Copy every line of the data that contains the string "insulating".

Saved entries
· · · ·

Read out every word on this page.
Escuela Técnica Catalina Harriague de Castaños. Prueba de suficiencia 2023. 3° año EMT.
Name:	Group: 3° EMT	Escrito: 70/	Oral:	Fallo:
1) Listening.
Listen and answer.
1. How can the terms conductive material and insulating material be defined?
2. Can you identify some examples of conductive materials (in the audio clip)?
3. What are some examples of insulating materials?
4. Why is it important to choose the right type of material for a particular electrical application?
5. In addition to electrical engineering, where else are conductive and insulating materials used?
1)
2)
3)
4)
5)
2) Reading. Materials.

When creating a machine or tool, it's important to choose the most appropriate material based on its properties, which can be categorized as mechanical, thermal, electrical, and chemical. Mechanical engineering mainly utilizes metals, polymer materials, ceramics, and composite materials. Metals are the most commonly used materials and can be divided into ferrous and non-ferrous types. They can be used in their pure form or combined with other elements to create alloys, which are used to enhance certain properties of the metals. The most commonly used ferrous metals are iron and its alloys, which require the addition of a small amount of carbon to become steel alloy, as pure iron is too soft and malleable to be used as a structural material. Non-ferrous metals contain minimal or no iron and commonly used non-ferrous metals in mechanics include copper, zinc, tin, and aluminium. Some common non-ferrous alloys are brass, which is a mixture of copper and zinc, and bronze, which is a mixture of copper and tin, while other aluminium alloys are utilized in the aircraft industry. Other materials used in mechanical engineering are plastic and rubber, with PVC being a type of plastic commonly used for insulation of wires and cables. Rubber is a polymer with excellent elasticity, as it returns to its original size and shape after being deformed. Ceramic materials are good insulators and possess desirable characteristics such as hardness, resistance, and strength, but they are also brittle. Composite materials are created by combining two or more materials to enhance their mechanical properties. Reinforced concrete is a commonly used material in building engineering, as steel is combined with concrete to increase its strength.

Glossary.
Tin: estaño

· · · ·

SOLUTION TO THIS TASK.
1. How can the terms conductive material and insulating material be defined?
3. What are some examples of insulating materials?
5. In addition to electrical engineering, where else are conductive and insulating materials used?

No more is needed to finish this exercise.